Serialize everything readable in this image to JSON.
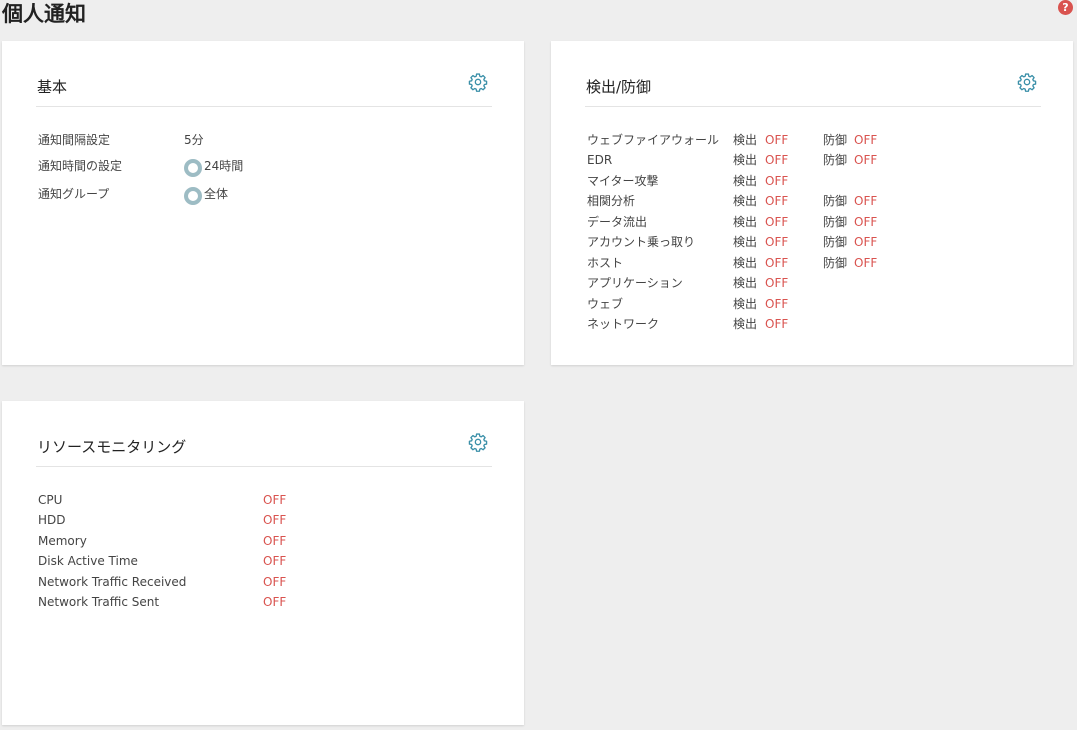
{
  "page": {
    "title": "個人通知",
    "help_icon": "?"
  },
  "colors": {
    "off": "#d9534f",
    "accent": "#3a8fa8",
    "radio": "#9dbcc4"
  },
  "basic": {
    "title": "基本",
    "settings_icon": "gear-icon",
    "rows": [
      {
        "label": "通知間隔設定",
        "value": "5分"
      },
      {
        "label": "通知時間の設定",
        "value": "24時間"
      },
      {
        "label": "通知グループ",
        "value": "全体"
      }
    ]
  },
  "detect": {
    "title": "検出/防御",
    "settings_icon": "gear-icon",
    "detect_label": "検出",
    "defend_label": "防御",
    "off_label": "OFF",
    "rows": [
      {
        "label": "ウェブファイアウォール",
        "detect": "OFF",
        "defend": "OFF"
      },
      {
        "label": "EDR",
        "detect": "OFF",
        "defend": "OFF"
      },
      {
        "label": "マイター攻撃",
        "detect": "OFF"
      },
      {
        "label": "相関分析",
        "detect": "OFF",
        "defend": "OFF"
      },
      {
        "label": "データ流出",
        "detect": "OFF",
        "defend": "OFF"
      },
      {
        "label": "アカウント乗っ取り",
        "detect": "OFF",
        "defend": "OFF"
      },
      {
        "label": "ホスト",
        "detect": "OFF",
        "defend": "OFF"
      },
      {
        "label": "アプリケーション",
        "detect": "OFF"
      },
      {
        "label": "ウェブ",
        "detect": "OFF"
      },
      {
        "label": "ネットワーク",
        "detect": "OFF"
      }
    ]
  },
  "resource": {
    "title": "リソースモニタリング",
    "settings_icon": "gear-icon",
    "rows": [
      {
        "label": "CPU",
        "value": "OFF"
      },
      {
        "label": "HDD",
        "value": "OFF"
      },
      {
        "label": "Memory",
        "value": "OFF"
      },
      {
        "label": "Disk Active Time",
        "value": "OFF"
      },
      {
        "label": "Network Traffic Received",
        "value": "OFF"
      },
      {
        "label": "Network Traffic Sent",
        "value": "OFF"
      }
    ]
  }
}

## Directive
Single out each line of the records above with the string "title" in it, and copy it.

## Result for this exercise
    "title": "個人通知",
    "title": "基本",
    "title": "検出/防御",
    "title": "リソースモニタリング",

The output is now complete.